* start *

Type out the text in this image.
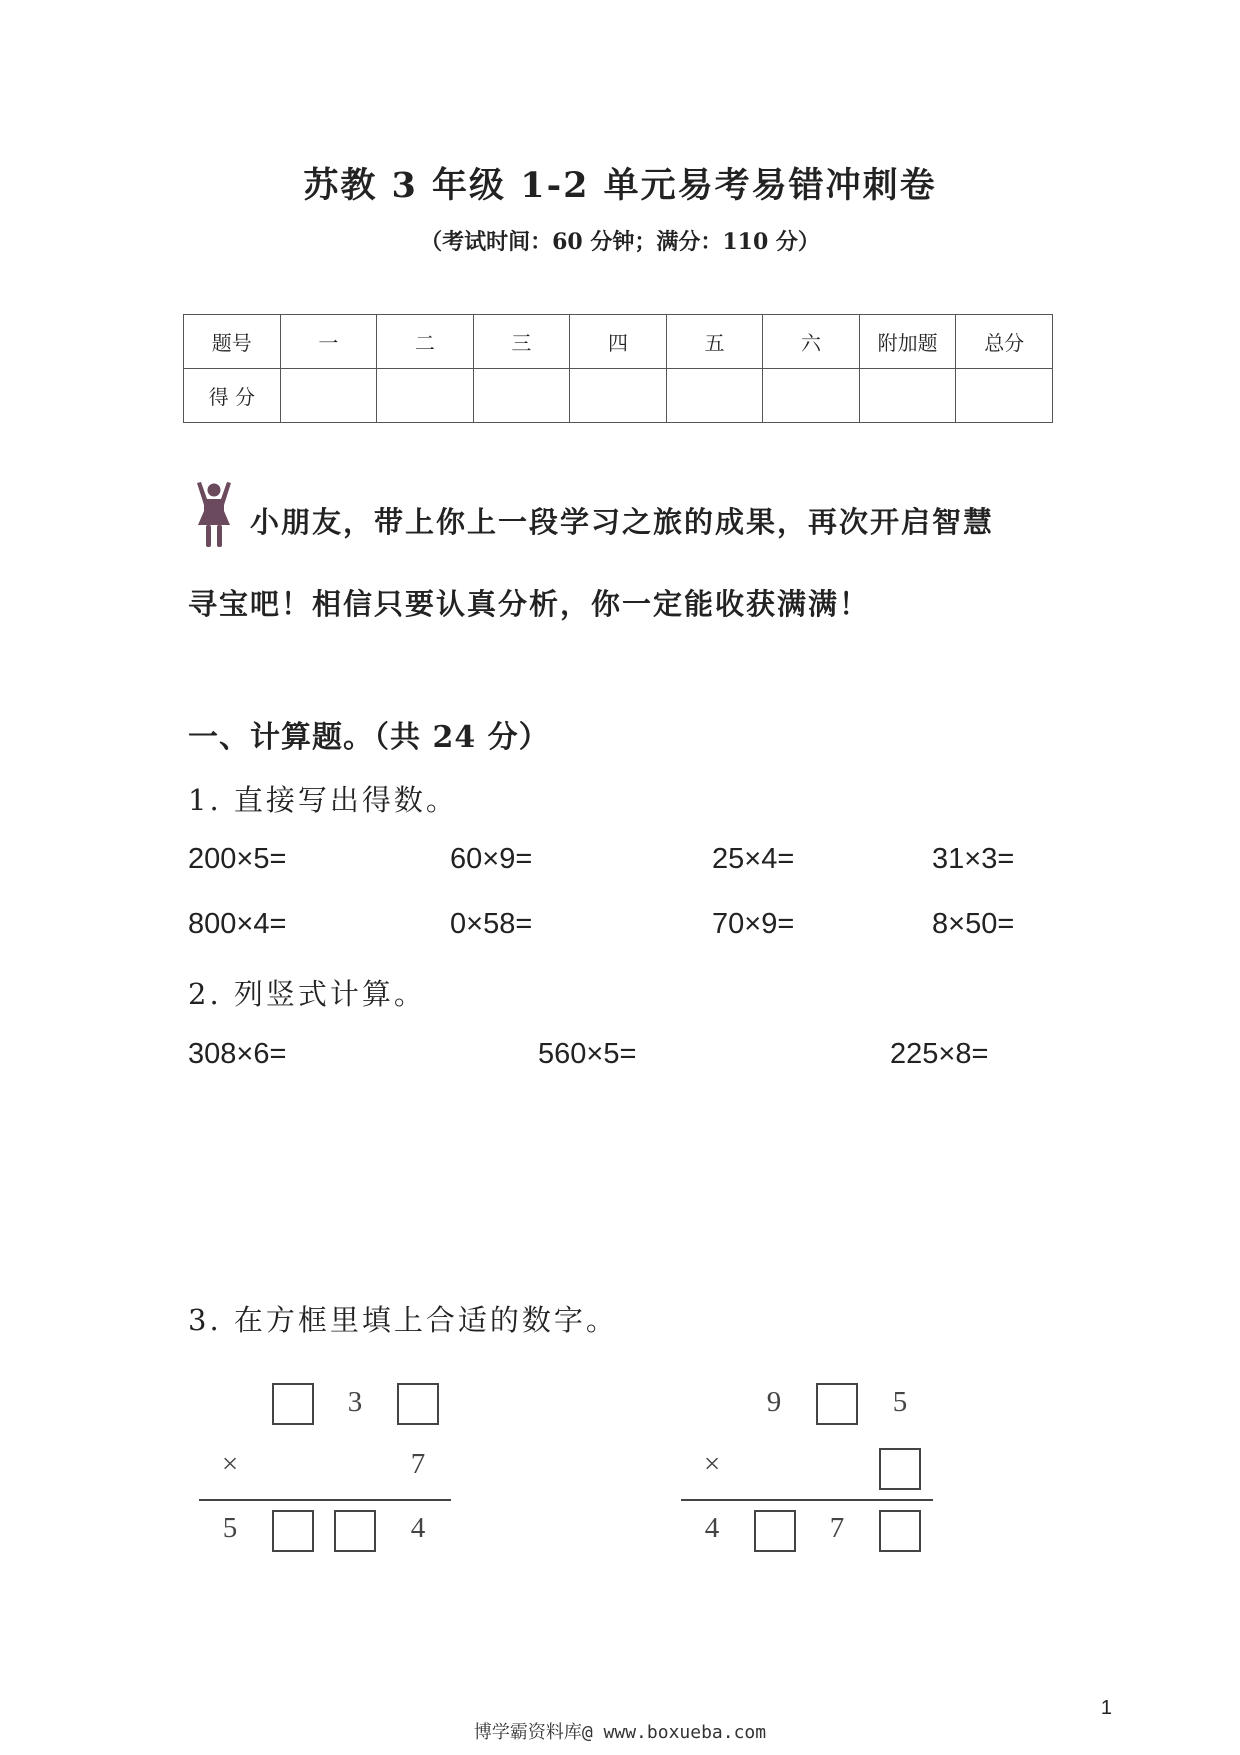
苏教 3 年级 1-2 单元易考易错冲刺卷
（考试时间：60 分钟；满分：110 分）
题号	一	二	三	四	五	六	附加题	总分
得 分								
小朋友，带上你上一段学习之旅的成果，再次开启智慧
寻宝吧！相信只要认真分析，你一定能收获满满！
一、计算题。（共 24 分）
1. 直接写出得数。
200×5=	60×9=	25×4=	31×3=
800×4=	0×58=	70×9=	8×50=
2. 列竖式计算。
308×6=	560×5=	225×8=
3. 在方框里填上合适的数字。
3
×	7
5	4
9	5
×
4	7
1
博学霸资料库@ www.boxueba.com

* end *

[WHAT TO WORK ON]:
Retype everything in the material word for word, minus pictures.

[OUTPUT]:
Type out the text in this image.
苏教 3 年级 1-2 单元易考易错冲刺卷
（考试时间：60 分钟；满分：110 分）
题号	一	二	三	四	五	六	附加题	总分
得 分								
小朋友，带上你上一段学习之旅的成果，再次开启智慧
寻宝吧！相信只要认真分析，你一定能收获满满！
一、计算题。（共 24 分）
1. 直接写出得数。
200×5=	60×9=	25×4=	31×3=
800×4=	0×58=	70×9=	8×50=
2. 列竖式计算。
308×6=	560×5=	225×8=
3. 在方框里填上合适的数字。
3
×	7
5	4
9	5
×
4	7
1
博学霸资料库@ www.boxueba.com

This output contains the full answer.